Work instructions
Output all of the entries exactly as written.

==== Provided data

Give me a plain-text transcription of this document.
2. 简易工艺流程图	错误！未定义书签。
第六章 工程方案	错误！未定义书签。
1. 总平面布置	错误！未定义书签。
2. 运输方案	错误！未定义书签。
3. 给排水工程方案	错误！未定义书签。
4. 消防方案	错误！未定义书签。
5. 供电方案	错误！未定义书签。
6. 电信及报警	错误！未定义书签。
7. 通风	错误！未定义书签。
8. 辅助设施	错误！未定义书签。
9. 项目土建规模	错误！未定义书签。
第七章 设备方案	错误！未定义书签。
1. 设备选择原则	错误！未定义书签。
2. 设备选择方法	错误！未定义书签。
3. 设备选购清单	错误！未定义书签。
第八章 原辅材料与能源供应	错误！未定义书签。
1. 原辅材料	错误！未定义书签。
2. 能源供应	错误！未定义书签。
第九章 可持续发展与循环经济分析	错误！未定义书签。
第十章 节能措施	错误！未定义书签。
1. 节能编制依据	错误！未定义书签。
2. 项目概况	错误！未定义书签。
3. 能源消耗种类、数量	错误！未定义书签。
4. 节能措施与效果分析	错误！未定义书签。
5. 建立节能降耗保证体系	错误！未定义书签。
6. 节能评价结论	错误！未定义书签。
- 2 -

========

Solution to this task
Give me a plain-text transcription of this document.
2. 简易工艺流程图	错误！未定义书签。
第六章 工程方案	错误！未定义书签。
1. 总平面布置	错误！未定义书签。
2. 运输方案	错误！未定义书签。
3. 给排水工程方案	错误！未定义书签。
4. 消防方案	错误！未定义书签。
5. 供电方案	错误！未定义书签。
6. 电信及报警	错误！未定义书签。
7. 通风	错误！未定义书签。
8. 辅助设施	错误！未定义书签。
9. 项目土建规模	错误！未定义书签。
第七章 设备方案	错误！未定义书签。
1. 设备选择原则	错误！未定义书签。
2. 设备选择方法	错误！未定义书签。
3. 设备选购清单	错误！未定义书签。
第八章 原辅材料与能源供应	错误！未定义书签。
1. 原辅材料	错误！未定义书签。
2. 能源供应	错误！未定义书签。
第九章 可持续发展与循环经济分析	错误！未定义书签。
第十章 节能措施	错误！未定义书签。
1. 节能编制依据	错误！未定义书签。
2. 项目概况	错误！未定义书签。
3. 能源消耗种类、数量	错误！未定义书签。
4. 节能措施与效果分析	错误！未定义书签。
5. 建立节能降耗保证体系	错误！未定义书签。
6. 节能评价结论	错误！未定义书签。
- 2 -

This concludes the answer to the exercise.